# The input start

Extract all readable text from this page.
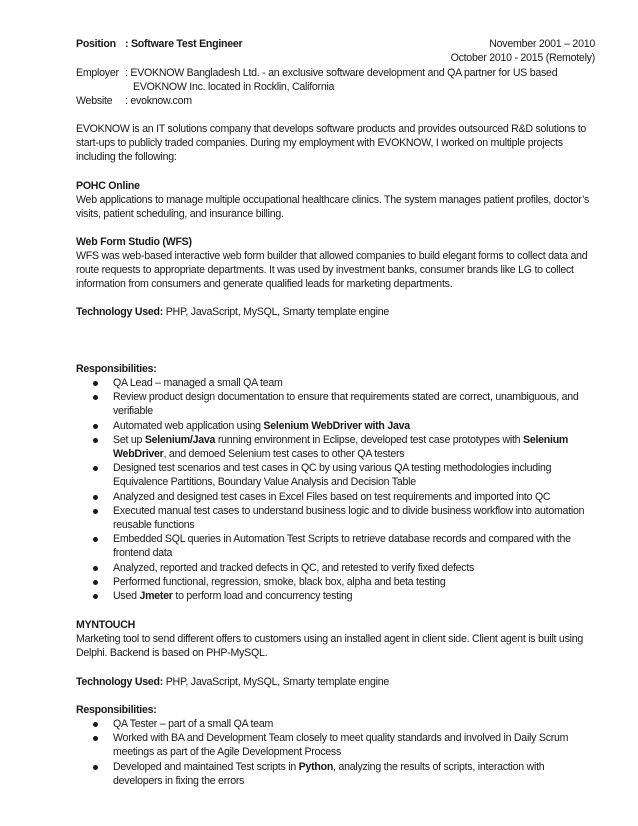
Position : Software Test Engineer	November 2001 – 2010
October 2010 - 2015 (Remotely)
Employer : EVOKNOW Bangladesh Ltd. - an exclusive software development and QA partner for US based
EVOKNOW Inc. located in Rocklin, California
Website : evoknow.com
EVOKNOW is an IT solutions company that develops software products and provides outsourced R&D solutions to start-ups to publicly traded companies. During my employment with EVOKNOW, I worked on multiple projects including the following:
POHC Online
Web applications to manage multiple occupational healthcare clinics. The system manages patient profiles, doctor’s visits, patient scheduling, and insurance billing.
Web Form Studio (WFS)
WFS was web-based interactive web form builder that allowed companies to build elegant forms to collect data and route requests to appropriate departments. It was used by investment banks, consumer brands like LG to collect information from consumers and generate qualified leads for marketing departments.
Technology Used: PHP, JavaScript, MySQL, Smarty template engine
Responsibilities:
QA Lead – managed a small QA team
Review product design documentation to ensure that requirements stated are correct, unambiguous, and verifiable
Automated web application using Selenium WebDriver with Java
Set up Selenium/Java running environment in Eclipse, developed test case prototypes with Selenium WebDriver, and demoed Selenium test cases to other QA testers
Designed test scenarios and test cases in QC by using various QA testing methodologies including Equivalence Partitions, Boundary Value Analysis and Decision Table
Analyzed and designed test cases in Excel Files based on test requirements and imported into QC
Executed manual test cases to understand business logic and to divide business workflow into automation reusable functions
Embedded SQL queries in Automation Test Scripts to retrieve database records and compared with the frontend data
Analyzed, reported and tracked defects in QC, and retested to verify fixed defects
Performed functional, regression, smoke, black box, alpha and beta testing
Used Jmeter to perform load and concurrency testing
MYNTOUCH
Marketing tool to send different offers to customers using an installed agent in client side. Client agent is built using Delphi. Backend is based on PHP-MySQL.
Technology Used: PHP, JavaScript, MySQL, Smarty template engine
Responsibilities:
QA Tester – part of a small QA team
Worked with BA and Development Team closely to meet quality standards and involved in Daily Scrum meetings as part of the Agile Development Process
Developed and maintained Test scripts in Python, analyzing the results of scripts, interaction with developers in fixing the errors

# The input end
# The input start

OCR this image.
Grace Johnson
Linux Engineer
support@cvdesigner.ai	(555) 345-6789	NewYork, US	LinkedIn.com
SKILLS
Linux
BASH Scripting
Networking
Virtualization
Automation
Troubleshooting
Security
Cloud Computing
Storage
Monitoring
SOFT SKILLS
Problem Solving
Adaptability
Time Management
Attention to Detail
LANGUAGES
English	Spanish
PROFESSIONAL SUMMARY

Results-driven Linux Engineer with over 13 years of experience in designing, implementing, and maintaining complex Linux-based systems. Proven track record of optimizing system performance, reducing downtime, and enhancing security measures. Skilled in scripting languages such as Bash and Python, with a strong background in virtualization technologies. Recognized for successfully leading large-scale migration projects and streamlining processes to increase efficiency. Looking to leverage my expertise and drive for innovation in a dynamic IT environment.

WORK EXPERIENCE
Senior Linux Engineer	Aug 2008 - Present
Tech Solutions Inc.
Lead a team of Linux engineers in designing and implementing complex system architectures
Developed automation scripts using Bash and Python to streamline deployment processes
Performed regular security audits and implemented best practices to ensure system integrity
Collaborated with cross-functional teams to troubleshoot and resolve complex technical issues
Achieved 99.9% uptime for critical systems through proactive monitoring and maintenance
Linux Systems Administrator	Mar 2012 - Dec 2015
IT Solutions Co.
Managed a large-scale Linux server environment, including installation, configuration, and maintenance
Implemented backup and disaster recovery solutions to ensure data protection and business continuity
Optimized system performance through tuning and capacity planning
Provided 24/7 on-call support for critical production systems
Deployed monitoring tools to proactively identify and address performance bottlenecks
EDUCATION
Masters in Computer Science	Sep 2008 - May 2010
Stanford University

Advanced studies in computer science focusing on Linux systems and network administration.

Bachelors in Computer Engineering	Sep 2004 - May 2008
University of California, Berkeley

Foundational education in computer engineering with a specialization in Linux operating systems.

# The input end

- Task to carry out
Each line in the data that holds the string "with" should be found and copied.

- Response
EVOKNOW is an IT solutions company that develops software products and provides outsourced R&D solutions to start-ups to publicly traded companies. During my employment with EVOKNOW, I worked on multiple projects including the following:
Automated web application using Selenium WebDriver with Java
Set up Selenium/Java running environment in Eclipse, developed test case prototypes with Selenium WebDriver, and demoed Selenium test cases to other QA testers
Embedded SQL queries in Automation Test Scripts to retrieve database records and compared with the frontend data
Worked with BA and Development Team closely to meet quality standards and involved in Daily Scrum meetings as part of the Agile Development Process
Developed and maintained Test scripts in Python, analyzing the results of scripts, interaction with developers in fixing the errors
Results-driven Linux Engineer with over 13 years of experience in designing, implementing, and maintaining complex Linux-based systems. Proven track record of optimizing system performance, reducing downtime, and enhancing security measures. Skilled in scripting languages such as Bash and Python, with a strong background in virtualization technologies. Recognized for successfully leading large-scale migration projects and streamlining processes to increase efficiency. Looking to leverage my expertise and drive for innovation in a dynamic IT environment.
Collaborated with cross-functional teams to troubleshoot and resolve complex technical issues
Foundational education in computer engineering with a specialization in Linux operating systems.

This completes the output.